Work instructions:
Pick out all lines with the word "Carbono" from the records that follow.

Data section:
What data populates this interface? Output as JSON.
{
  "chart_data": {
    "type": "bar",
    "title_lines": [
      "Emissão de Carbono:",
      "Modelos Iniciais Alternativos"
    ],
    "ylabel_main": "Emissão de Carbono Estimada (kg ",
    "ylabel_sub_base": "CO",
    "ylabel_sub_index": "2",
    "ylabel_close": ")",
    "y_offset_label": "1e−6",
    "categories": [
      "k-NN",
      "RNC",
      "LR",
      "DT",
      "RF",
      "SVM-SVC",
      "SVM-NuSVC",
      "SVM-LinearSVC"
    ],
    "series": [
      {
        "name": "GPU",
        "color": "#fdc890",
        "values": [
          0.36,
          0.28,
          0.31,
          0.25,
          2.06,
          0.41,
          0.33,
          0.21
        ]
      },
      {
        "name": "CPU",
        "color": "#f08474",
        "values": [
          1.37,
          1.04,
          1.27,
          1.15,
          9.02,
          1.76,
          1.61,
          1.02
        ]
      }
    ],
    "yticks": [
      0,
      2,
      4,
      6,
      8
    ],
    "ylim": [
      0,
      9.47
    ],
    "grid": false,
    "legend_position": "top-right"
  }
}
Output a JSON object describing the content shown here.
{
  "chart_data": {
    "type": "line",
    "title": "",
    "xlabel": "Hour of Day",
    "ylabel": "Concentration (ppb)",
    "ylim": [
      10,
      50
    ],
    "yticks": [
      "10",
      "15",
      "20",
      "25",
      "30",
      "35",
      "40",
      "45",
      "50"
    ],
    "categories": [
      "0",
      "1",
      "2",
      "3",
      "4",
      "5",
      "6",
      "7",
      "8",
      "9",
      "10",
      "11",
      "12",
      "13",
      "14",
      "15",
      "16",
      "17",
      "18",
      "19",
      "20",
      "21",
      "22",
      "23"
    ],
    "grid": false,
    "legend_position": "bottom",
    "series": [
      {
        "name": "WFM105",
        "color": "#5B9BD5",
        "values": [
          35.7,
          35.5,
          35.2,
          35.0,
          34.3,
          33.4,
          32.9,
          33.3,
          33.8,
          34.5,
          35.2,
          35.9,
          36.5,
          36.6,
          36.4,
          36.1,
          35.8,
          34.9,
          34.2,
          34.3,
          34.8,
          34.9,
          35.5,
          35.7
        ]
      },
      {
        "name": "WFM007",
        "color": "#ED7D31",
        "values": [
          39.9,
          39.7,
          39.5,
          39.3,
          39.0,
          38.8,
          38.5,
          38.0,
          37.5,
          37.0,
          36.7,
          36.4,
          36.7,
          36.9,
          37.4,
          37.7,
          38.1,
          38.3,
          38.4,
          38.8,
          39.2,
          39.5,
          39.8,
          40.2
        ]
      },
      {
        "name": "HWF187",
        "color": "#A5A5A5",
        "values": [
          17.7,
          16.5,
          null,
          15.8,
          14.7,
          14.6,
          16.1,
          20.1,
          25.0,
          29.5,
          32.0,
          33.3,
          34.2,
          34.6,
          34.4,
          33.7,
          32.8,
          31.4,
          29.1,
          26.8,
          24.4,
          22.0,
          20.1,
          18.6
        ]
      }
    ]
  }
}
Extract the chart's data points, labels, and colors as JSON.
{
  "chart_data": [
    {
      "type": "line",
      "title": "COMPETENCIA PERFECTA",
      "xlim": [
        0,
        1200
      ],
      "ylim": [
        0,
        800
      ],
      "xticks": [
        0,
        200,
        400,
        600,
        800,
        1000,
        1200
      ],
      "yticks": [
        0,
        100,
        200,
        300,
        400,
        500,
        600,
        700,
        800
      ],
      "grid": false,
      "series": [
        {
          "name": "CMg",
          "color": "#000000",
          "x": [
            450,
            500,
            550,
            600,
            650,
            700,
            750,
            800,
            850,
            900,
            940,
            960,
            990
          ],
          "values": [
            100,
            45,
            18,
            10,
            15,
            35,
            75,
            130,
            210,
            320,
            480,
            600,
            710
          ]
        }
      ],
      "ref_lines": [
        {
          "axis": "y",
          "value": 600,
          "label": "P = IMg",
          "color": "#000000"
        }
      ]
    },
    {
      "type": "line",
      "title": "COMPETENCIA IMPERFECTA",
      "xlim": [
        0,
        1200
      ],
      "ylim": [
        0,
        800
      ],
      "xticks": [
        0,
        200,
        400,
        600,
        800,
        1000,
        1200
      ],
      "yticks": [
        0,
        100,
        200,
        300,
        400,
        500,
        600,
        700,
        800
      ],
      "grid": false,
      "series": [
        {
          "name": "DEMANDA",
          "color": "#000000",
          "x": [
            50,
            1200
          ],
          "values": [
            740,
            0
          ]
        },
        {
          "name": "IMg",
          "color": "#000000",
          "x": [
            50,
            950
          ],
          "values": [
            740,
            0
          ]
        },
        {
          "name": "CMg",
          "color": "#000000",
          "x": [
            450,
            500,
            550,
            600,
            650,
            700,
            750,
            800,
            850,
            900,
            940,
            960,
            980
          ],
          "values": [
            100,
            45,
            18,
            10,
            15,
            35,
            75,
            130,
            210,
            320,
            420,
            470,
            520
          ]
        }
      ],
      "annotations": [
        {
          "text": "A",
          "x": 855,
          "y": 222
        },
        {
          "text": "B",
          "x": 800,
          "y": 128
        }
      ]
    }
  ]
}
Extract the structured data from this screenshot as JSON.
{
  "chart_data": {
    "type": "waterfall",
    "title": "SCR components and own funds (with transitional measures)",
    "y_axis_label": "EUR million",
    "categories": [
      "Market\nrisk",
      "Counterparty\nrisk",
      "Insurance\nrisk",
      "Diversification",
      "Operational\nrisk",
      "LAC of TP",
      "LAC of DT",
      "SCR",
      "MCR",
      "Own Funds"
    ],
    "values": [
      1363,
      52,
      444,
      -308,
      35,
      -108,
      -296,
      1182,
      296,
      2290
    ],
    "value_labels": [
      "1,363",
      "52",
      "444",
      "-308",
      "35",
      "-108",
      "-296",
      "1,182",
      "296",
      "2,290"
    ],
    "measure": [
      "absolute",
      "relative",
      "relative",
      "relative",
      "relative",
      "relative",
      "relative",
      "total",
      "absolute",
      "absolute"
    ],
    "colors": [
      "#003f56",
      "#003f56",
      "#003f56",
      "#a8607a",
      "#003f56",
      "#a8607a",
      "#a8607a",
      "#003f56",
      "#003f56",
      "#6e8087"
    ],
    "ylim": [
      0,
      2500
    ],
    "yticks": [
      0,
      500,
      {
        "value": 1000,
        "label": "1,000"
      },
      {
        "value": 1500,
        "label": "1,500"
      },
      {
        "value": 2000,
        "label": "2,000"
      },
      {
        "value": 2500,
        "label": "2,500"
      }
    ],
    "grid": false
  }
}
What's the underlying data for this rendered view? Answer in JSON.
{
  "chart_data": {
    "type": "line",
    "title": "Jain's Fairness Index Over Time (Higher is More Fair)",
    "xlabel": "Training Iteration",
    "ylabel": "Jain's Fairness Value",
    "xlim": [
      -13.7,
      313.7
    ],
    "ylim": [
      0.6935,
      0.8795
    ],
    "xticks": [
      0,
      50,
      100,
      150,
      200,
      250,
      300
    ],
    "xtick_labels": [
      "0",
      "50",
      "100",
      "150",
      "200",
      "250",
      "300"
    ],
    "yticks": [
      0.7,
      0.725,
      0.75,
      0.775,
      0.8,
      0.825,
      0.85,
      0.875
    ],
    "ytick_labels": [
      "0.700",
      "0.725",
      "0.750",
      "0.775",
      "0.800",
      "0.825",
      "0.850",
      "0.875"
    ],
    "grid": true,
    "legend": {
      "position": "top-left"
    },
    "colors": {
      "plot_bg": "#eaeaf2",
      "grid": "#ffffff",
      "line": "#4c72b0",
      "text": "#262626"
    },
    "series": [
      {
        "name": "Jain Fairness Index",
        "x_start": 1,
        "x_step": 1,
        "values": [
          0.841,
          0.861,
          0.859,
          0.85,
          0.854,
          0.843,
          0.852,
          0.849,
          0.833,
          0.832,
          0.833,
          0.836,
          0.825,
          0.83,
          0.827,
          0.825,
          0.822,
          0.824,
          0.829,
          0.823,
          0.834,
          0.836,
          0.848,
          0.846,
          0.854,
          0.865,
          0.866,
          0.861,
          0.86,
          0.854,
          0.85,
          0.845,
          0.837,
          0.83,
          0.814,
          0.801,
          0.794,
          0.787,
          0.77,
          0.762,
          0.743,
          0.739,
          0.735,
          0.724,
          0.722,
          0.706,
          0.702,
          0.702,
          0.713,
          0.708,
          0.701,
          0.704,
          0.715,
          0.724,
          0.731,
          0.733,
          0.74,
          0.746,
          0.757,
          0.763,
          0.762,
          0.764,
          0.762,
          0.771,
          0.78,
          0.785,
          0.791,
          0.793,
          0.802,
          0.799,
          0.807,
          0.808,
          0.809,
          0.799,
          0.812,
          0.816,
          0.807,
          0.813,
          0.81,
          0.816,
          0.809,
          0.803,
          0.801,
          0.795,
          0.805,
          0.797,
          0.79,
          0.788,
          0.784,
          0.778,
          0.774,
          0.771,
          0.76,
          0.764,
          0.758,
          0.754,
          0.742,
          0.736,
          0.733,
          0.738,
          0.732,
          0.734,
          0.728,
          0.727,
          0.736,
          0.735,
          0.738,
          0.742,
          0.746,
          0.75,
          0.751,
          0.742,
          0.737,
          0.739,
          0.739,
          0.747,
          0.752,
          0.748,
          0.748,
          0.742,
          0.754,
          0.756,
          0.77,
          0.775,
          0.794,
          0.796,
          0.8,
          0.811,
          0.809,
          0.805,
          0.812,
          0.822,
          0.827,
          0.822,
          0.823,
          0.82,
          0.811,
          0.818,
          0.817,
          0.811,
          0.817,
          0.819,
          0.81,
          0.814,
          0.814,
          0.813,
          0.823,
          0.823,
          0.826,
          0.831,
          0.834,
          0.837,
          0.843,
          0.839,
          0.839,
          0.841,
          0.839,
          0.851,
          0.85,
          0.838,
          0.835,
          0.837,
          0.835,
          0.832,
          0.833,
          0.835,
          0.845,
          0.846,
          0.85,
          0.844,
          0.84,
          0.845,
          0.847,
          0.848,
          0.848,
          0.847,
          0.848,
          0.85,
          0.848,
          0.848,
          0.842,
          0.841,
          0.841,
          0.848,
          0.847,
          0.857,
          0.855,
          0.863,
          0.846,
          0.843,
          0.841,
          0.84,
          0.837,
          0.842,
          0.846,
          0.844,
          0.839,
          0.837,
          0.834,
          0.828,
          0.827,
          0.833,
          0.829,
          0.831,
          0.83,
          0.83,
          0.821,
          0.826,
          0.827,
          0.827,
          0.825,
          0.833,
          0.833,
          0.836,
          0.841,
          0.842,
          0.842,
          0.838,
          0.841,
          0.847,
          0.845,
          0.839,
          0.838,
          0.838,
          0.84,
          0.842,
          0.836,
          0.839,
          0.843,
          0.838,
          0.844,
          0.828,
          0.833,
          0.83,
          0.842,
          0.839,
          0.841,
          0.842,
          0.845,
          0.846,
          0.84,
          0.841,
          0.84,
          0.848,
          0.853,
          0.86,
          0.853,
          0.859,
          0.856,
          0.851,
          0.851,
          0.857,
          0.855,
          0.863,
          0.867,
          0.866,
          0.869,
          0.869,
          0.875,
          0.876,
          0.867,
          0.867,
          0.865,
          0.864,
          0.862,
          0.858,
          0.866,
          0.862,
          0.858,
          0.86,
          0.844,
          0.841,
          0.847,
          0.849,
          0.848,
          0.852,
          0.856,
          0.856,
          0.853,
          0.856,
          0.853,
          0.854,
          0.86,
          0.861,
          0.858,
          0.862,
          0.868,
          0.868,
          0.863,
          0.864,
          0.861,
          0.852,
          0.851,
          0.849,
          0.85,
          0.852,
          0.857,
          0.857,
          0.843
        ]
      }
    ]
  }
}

Answer to the problem:
      "Emissão de Carbono:",
    "ylabel_main": "Emissão de Carbono Estimada (kg ",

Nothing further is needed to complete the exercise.